## WHAT IS ASKED:
In the July 1914 passage below, swap "frenzied" for "feverish" and reproduce the text beginning at the words "July 1914: Countdown" and stopping after "the Petersburg summit.".

## PAGE TEXT:
--- Begin ---

July 1914: Countdown to War
Page 13
Still, the general air of frenzied activity at the Ballplatz was hard for Berchtold to hide, no matter how hard he tried. Diplomatic professionals across Europe had been expecting some kind of response from the dual monarchy ever since the Sarajevo outrage. Spies and informants were crawling over Vienna, hoping to tease out the truth about what Berchtold was up to. Ordinary journalists, too, were chasing down every source they could find to pick up the slightest hint about Austrian intentions. A single leak, from any source, that reached the ears of a hostile ambassador might ruin Berchtold’s plans by allowing France and Russia to coordinate a response to the forthcoming ultimatum during the Petersburg summit.

--- End ---

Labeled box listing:
--- Begin ---

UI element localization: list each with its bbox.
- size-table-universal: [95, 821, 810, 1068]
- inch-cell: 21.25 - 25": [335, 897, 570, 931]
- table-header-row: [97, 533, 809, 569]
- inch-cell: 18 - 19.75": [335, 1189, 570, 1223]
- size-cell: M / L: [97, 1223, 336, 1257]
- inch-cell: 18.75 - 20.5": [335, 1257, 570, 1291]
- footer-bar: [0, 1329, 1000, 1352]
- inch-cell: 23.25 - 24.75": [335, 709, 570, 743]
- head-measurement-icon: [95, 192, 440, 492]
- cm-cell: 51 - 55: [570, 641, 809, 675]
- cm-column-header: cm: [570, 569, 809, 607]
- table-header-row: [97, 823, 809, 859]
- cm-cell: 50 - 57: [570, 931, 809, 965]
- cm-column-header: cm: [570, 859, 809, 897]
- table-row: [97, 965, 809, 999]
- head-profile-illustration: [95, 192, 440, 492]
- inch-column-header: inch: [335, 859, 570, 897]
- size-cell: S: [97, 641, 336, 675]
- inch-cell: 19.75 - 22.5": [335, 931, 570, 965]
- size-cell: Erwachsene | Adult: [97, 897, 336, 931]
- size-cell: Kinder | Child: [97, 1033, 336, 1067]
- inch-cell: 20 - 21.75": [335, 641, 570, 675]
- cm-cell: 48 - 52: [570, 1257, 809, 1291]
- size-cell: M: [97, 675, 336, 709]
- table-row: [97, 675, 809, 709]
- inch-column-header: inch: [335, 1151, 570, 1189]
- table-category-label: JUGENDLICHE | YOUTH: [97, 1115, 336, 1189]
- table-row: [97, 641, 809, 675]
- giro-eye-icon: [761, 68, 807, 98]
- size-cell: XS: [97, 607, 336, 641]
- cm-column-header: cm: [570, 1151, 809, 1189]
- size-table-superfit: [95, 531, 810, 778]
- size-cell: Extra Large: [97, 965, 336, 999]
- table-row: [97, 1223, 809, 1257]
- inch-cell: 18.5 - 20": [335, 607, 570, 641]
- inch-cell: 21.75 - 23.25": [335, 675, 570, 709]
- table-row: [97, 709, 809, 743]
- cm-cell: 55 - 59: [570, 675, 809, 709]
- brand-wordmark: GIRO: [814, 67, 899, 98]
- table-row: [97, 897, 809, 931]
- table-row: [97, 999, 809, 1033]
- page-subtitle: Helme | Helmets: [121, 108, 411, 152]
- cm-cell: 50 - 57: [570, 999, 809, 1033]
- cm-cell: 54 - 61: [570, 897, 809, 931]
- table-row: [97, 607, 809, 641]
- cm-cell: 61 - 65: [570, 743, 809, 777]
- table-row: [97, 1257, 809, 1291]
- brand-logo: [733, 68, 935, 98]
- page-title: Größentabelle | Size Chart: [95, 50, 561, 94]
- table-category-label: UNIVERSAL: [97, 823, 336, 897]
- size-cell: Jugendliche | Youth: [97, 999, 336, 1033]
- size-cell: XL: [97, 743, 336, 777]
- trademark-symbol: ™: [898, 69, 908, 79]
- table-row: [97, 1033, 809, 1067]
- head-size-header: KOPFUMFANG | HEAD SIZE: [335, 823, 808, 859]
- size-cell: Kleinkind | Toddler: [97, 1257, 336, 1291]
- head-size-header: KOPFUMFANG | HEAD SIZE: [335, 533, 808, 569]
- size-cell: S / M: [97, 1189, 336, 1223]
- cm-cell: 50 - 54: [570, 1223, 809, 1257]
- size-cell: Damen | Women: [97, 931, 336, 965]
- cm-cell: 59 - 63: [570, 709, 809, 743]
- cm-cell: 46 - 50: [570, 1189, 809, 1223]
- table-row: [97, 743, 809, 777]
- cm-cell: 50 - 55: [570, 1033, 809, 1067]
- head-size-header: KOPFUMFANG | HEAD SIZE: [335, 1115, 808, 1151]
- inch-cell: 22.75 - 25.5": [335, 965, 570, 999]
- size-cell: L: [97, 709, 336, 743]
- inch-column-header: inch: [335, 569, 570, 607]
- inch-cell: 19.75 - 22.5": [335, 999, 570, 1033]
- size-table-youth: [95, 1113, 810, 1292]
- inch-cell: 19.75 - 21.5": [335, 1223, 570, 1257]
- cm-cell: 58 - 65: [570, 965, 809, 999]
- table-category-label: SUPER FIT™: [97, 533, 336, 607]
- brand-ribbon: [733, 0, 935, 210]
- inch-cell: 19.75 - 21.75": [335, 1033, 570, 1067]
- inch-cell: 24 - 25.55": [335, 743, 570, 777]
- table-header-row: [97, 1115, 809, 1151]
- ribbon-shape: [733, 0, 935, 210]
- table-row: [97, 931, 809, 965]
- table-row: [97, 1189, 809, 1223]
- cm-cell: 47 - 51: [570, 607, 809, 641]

--- End ---

## EXPECTED ANSWER:
July 1914: Countdown to War
Page 13
Still, the general air of feverish activity at the Ballplatz was hard for Berchtold to hide, no matter how hard he tried. Diplomatic professionals across Europe had been expecting some kind of response from the dual monarchy ever since the Sarajevo outrage. Spies and informants were crawling over Vienna, hoping to tease out the truth about what Berchtold was up to. Ordinary journalists, too, were chasing down every source they could find to pick up the slightest hint about Austrian intentions. A single leak, from any source, that reached the ears of a hostile ambassador might ruin Berchtold’s plans by allowing France and Russia to coordinate a response to the forthcoming ultimatum during the Petersburg summit.